[Stored records]:

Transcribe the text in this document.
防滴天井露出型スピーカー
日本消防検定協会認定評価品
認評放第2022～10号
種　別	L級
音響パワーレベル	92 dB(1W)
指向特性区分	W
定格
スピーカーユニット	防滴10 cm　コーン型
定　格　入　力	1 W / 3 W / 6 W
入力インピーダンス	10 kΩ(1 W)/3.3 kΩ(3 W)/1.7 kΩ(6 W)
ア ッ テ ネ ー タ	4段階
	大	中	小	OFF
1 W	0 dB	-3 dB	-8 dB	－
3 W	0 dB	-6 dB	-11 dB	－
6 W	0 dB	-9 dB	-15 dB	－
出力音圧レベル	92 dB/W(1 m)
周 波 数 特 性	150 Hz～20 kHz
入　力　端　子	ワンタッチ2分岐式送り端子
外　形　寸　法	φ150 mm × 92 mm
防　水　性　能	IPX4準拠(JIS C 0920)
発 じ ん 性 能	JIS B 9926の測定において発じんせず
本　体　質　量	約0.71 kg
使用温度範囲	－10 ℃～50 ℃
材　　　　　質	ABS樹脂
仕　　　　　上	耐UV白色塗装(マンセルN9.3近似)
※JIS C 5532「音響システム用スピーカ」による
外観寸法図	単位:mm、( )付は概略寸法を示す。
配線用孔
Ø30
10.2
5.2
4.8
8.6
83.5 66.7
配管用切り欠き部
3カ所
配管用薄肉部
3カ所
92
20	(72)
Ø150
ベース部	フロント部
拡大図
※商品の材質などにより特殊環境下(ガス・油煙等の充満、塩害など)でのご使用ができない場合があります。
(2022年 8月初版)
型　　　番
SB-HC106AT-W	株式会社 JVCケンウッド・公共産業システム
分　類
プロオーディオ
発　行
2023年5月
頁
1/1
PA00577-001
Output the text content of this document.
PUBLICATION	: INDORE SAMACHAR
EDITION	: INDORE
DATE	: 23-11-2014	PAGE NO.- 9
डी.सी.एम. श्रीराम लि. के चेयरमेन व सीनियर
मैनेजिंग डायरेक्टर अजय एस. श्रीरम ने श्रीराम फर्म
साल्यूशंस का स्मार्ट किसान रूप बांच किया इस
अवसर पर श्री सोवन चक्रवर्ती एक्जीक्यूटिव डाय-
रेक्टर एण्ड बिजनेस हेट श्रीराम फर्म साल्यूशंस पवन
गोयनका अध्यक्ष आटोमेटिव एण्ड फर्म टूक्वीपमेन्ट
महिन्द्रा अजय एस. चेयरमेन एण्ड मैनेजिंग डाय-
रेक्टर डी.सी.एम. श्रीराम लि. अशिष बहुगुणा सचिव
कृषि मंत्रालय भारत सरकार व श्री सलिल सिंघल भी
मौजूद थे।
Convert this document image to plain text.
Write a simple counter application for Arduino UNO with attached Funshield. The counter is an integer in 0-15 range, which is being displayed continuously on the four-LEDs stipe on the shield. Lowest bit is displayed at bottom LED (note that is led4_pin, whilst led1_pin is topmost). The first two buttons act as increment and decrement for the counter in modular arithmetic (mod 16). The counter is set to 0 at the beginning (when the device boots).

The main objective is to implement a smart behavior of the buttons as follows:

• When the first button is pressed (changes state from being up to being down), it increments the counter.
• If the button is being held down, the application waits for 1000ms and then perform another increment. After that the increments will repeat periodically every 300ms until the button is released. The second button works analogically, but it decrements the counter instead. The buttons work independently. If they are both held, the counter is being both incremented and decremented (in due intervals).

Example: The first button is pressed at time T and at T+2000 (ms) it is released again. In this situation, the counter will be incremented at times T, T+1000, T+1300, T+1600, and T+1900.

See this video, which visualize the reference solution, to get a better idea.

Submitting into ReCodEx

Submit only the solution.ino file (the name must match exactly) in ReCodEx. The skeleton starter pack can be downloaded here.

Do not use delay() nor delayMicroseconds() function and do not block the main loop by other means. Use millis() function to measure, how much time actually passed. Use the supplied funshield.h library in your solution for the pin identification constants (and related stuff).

[WORK TO DO]: Check each line of the entries for the string "ReCodEx". Copy the lines that have it.

[EXERCISE ANSWER]:
Submitting into ReCodEx
Submit only the solution.ino file (the name must match exactly) in ReCodEx. The skeleton starter pack can be downloaded here.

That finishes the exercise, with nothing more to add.